Task to carry out
Isolate every line in the records below with "What" in it.

--- START Dataset rows ---

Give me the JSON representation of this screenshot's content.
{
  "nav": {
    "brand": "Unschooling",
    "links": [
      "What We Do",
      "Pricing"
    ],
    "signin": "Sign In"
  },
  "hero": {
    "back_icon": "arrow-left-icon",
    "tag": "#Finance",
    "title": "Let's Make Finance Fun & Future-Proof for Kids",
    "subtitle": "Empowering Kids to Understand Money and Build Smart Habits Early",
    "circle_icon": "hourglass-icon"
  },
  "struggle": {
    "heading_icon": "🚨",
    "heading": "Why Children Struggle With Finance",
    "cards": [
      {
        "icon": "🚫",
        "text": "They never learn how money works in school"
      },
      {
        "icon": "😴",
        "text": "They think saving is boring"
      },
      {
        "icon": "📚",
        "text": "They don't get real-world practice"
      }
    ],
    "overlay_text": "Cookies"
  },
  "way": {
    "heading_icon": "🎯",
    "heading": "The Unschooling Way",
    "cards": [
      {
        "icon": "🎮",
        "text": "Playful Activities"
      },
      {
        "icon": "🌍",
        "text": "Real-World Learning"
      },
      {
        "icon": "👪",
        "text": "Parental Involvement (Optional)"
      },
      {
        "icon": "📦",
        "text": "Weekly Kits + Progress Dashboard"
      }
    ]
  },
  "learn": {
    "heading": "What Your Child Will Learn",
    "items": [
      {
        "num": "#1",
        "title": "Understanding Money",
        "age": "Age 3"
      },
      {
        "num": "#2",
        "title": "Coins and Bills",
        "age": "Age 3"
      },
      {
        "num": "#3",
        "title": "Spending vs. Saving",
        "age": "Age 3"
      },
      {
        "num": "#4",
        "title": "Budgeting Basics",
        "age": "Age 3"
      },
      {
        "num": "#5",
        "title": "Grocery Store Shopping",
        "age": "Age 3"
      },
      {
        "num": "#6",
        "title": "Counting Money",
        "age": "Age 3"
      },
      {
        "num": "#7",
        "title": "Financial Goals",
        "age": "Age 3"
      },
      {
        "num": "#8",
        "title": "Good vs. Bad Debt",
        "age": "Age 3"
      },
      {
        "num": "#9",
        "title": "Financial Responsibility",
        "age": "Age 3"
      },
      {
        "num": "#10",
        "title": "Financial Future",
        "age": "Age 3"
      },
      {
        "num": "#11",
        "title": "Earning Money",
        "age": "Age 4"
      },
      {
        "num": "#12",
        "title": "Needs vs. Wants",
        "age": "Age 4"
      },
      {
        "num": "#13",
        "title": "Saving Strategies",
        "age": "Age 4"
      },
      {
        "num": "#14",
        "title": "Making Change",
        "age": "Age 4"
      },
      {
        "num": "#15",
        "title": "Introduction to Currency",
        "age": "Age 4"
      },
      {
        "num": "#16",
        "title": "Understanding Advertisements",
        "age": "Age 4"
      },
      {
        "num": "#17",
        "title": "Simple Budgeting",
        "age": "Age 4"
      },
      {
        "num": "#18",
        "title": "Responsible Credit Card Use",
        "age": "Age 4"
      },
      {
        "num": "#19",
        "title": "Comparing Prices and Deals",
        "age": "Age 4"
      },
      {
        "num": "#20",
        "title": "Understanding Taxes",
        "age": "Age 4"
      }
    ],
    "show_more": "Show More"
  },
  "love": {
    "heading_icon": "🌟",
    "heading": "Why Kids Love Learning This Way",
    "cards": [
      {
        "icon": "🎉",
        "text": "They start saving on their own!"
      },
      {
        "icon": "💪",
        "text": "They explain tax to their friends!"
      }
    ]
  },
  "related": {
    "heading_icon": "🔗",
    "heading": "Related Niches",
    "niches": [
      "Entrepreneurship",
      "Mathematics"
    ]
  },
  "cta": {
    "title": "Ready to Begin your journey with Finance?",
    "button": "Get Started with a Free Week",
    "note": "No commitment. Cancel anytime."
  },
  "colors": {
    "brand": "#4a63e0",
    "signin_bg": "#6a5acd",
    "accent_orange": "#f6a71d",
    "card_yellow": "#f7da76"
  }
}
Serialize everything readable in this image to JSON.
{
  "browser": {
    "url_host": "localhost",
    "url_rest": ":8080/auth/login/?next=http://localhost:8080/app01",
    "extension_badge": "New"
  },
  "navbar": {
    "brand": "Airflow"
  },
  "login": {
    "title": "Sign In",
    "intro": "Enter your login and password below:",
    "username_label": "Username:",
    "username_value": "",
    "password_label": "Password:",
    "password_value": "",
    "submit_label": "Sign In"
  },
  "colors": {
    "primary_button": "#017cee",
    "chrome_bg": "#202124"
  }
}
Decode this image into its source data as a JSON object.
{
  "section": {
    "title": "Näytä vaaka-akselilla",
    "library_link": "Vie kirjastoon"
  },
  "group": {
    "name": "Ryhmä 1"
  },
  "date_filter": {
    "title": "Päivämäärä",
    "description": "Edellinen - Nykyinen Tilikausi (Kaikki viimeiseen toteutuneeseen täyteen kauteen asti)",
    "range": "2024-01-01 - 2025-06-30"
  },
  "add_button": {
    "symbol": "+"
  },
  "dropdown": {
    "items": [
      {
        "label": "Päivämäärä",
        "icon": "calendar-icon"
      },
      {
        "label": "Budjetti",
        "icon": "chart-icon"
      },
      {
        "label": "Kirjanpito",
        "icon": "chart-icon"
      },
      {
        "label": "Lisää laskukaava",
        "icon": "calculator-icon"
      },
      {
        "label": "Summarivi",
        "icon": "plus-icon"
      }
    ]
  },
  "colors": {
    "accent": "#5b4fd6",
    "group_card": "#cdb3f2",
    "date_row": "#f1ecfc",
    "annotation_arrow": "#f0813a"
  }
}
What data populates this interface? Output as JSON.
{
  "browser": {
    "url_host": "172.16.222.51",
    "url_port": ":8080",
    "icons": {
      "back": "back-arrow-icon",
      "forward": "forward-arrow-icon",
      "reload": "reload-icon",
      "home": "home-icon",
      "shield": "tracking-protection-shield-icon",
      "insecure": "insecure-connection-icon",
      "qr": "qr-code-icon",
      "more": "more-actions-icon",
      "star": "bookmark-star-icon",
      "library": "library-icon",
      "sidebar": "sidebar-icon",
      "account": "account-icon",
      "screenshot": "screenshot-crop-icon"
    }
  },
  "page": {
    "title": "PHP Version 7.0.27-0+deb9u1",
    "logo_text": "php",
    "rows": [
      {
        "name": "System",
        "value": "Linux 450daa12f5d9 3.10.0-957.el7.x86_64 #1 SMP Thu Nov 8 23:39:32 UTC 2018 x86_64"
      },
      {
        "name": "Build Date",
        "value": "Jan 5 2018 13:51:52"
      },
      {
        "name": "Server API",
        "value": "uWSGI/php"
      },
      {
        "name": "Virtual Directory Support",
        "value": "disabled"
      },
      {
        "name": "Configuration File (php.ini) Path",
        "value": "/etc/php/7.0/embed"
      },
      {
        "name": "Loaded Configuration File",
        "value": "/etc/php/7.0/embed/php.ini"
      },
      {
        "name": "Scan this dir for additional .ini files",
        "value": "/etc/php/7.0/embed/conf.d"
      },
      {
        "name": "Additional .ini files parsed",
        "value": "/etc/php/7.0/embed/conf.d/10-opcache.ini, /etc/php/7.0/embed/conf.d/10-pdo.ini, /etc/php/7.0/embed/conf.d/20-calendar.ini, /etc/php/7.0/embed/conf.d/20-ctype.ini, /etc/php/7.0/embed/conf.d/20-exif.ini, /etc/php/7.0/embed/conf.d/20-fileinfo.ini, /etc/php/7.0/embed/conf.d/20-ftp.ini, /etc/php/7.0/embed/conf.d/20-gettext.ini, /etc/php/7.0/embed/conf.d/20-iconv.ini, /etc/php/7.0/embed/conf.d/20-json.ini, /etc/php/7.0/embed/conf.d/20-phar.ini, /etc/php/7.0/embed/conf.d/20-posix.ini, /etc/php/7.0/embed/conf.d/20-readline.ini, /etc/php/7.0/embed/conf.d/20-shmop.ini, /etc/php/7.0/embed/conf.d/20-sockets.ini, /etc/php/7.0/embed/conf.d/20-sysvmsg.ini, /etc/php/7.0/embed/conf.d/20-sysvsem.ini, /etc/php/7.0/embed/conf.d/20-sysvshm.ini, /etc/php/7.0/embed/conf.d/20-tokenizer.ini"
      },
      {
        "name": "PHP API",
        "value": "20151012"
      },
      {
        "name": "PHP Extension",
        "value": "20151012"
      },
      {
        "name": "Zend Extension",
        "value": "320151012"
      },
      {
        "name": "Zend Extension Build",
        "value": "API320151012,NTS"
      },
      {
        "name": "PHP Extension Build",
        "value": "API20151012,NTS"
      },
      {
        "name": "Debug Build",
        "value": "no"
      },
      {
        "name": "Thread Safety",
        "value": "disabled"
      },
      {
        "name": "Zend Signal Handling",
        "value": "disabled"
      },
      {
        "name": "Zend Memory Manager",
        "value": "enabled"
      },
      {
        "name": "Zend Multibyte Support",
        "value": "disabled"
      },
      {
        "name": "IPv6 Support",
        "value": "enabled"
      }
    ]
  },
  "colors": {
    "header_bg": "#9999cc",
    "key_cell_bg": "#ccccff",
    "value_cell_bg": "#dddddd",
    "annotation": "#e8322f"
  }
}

--- END Dataset rows ---

Output of the exercise
      "What We Do",
    "heading": "What Your Child Will Learn",
What data populates this interface? Output as JSON.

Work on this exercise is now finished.